TO BE DONE: Below is a listing; copy all of it exactly.

Data entries:

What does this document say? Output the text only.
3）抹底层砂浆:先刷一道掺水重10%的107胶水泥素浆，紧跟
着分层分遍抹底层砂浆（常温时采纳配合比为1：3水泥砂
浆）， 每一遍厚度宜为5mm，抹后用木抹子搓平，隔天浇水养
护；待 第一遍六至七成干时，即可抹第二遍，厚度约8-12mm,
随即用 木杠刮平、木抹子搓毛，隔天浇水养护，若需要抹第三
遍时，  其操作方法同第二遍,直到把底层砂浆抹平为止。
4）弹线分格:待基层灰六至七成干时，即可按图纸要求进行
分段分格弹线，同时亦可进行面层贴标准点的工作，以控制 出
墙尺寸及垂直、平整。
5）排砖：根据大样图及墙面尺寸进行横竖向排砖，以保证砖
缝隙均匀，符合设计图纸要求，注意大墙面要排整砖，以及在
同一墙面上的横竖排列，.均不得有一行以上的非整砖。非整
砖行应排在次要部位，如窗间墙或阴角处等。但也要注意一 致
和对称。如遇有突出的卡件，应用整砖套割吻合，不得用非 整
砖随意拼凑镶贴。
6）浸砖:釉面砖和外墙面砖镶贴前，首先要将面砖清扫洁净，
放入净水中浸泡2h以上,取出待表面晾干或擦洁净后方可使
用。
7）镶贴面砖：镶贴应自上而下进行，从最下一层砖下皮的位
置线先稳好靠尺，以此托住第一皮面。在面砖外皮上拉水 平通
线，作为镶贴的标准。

EXERCISE ANSWER:
What does this document say? Output the text only.
3）抹底层砂浆:先刷一道掺水重10%的107胶水泥素浆，紧跟
着分层分遍抹底层砂浆（常温时采纳配合比为1：3水泥砂
浆）， 每一遍厚度宜为5mm，抹后用木抹子搓平，隔天浇水养
护；待 第一遍六至七成干时，即可抹第二遍，厚度约8-12mm,
随即用 木杠刮平、木抹子搓毛，隔天浇水养护，若需要抹第三
遍时，  其操作方法同第二遍,直到把底层砂浆抹平为止。
4）弹线分格:待基层灰六至七成干时，即可按图纸要求进行
分段分格弹线，同时亦可进行面层贴标准点的工作，以控制 出
墙尺寸及垂直、平整。
5）排砖：根据大样图及墙面尺寸进行横竖向排砖，以保证砖
缝隙均匀，符合设计图纸要求，注意大墙面要排整砖，以及在
同一墙面上的横竖排列，.均不得有一行以上的非整砖。非整
砖行应排在次要部位，如窗间墙或阴角处等。但也要注意一 致
和对称。如遇有突出的卡件，应用整砖套割吻合，不得用非 整
砖随意拼凑镶贴。
6）浸砖:釉面砖和外墙面砖镶贴前，首先要将面砖清扫洁净，
放入净水中浸泡2h以上,取出待表面晾干或擦洁净后方可使
用。
7）镶贴面砖：镶贴应自上而下进行，从最下一层砖下皮的位
置线先稳好靠尺，以此托住第一皮面。在面砖外皮上拉水 平通
线，作为镶贴的标准。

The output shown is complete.